● **EXERCISE DIRECTIONS**
Return every line of the data below that includes the string "ความหว".
** start of ROWS **
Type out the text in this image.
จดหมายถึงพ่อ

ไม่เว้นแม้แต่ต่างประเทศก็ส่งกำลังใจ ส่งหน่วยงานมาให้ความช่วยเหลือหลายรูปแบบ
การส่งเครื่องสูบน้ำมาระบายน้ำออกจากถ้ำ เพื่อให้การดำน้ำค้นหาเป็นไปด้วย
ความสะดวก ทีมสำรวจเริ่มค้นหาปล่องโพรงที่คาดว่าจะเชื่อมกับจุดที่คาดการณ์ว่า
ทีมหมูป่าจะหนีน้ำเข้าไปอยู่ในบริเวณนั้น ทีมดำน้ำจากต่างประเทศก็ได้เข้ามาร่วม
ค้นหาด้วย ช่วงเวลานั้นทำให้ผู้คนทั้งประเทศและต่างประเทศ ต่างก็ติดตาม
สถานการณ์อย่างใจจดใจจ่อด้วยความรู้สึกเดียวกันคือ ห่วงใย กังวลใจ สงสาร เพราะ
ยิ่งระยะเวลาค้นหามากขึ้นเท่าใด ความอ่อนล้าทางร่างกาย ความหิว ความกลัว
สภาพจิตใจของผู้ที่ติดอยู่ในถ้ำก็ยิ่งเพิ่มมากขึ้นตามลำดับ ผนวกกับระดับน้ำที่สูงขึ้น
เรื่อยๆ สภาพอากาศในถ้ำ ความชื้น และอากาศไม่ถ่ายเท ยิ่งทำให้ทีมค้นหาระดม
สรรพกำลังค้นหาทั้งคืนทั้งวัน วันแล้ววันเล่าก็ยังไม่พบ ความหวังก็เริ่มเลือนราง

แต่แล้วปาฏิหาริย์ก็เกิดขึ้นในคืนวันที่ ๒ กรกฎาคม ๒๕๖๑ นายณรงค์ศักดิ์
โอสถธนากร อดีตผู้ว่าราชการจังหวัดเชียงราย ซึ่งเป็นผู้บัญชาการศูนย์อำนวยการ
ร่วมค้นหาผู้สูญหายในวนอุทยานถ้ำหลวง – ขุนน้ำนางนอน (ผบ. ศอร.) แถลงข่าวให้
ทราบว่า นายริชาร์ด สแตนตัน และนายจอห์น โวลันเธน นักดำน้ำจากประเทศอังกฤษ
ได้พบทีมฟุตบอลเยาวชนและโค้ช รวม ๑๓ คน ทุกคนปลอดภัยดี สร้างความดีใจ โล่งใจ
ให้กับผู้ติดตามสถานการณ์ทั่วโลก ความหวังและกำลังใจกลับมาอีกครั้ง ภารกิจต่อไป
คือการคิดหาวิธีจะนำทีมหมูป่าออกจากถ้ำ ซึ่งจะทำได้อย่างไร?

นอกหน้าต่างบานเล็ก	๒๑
** end of ROWS **
● **FULL ANSWER**
สรรพกำลังค้นหาทั้งคืนทั้งวัน วันแล้ววันเล่าก็ยังไม่พบ ความหวังก็เริ่มเลือนราง
ให้กับผู้ติดตามสถานการณ์ทั่วโลก ความหวังและกำลังใจกลับมาอีกครั้ง ภารกิจต่อไป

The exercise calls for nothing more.